What you need to do — Search the material for the string "kepercayaan" and copy each line where it occurs.

Given entries —
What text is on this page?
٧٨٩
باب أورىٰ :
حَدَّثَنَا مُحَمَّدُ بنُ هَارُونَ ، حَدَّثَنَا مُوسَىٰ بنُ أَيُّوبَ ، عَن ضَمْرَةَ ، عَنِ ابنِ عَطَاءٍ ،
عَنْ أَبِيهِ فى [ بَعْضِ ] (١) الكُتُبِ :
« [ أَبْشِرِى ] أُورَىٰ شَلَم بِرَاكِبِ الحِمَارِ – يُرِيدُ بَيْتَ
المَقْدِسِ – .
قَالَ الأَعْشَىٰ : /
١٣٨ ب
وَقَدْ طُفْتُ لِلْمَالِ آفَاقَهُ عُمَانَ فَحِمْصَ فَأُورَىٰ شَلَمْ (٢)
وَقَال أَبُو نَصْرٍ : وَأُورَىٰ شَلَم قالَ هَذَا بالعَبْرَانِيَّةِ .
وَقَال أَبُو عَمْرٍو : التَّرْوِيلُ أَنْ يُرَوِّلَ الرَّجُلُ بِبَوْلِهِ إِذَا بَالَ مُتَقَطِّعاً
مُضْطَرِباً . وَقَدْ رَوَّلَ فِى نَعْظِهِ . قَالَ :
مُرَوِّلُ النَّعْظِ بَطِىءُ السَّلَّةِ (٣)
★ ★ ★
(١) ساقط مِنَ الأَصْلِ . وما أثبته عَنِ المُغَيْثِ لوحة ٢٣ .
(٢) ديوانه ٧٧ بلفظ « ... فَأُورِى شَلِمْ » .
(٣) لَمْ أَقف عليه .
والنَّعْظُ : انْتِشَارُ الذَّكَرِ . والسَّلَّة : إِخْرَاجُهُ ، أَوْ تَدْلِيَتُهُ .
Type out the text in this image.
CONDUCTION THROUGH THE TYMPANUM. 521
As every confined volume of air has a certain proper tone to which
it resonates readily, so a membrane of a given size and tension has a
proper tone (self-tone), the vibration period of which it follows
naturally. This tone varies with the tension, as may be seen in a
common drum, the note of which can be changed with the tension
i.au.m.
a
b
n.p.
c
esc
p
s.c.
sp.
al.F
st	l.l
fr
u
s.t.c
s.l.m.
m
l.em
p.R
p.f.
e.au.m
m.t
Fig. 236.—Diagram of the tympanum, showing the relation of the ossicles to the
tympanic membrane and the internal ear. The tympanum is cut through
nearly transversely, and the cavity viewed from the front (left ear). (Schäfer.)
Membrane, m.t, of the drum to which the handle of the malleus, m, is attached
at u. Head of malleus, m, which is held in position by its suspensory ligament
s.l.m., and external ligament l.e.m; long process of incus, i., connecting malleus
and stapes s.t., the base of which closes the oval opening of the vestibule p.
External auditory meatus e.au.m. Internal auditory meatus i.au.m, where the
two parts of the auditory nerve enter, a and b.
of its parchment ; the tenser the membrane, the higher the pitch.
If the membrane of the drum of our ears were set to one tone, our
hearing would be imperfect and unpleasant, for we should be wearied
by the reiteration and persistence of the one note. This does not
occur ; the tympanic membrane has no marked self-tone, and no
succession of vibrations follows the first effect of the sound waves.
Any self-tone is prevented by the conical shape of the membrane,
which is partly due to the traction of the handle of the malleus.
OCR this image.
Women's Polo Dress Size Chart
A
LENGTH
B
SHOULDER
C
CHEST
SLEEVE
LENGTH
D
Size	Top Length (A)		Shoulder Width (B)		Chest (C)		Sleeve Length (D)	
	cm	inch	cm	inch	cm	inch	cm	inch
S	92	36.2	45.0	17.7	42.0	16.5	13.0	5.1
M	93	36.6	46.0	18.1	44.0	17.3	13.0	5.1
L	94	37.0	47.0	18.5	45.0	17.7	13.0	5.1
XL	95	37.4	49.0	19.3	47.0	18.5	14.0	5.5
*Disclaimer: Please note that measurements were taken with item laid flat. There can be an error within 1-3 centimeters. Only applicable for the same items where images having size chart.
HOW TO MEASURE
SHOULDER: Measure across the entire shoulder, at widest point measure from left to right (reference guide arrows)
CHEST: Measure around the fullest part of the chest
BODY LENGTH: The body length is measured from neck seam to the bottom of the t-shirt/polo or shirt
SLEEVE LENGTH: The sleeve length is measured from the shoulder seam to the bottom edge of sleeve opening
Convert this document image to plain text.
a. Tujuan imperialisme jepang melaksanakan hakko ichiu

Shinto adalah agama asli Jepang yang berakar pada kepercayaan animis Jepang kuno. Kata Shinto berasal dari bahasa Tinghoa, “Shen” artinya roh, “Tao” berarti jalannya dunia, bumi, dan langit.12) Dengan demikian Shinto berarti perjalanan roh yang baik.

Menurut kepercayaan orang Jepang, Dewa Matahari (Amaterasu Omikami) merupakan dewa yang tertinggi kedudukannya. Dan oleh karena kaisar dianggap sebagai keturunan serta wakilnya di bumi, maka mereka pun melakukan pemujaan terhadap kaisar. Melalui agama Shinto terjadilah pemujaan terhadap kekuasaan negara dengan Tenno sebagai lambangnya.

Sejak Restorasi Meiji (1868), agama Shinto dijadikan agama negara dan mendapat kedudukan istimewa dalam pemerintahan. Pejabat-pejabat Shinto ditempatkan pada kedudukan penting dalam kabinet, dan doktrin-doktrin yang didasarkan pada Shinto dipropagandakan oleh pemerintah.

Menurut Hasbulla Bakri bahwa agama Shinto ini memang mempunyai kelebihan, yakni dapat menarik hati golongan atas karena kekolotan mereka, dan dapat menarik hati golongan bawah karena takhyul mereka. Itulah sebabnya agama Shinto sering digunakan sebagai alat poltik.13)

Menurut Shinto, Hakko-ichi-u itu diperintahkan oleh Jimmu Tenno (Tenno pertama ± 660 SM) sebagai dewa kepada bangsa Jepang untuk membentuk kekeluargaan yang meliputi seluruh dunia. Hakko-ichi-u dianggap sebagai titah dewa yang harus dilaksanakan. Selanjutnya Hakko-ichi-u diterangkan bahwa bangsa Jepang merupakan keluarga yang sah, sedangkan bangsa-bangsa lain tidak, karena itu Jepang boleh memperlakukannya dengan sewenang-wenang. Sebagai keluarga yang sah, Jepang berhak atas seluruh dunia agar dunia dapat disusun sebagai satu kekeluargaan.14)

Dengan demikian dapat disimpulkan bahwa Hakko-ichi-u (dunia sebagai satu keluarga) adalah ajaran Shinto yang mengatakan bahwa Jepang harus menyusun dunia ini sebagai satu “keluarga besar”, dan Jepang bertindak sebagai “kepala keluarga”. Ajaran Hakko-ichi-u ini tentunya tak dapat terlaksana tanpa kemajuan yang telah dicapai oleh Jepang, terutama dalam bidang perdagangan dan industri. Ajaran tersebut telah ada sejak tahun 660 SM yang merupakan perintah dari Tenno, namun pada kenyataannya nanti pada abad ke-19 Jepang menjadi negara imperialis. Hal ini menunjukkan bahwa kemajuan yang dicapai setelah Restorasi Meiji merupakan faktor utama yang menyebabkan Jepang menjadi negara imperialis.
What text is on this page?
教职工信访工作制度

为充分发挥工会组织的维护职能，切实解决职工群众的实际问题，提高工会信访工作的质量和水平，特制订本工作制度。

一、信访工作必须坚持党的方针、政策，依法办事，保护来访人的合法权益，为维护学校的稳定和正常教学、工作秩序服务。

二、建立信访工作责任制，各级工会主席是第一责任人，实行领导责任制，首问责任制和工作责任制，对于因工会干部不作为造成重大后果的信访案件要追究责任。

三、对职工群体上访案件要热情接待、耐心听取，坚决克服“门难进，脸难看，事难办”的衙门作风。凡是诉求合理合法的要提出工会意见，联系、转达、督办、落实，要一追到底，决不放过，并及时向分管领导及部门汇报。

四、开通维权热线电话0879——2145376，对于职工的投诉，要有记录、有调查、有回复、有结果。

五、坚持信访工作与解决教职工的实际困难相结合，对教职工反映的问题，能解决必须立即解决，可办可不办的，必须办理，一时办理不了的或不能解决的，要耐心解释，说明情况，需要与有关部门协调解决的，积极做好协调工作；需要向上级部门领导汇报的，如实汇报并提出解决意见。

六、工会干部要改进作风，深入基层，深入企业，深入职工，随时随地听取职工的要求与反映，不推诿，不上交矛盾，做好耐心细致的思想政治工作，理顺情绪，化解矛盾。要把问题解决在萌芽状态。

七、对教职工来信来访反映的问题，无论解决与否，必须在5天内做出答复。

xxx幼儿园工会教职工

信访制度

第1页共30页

Worked solution —
Shinto adalah agama asli Jepang yang berakar pada kepercayaan animis Jepang kuno. Kata Shinto berasal dari bahasa Tinghoa, “Shen” artinya roh, “Tao” berarti jalannya dunia, bumi, dan langit.12) Dengan demikian Shinto berarti perjalanan roh yang baik.
Menurut kepercayaan orang Jepang, Dewa Matahari (Amaterasu Omikami) merupakan dewa yang tertinggi kedudukannya. Dan oleh karena kaisar dianggap sebagai keturunan serta wakilnya di bumi, maka mereka pun melakukan pemujaan terhadap kaisar. Melalui agama Shinto terjadilah pemujaan terhadap kekuasaan negara dengan Tenno sebagai lambangnya.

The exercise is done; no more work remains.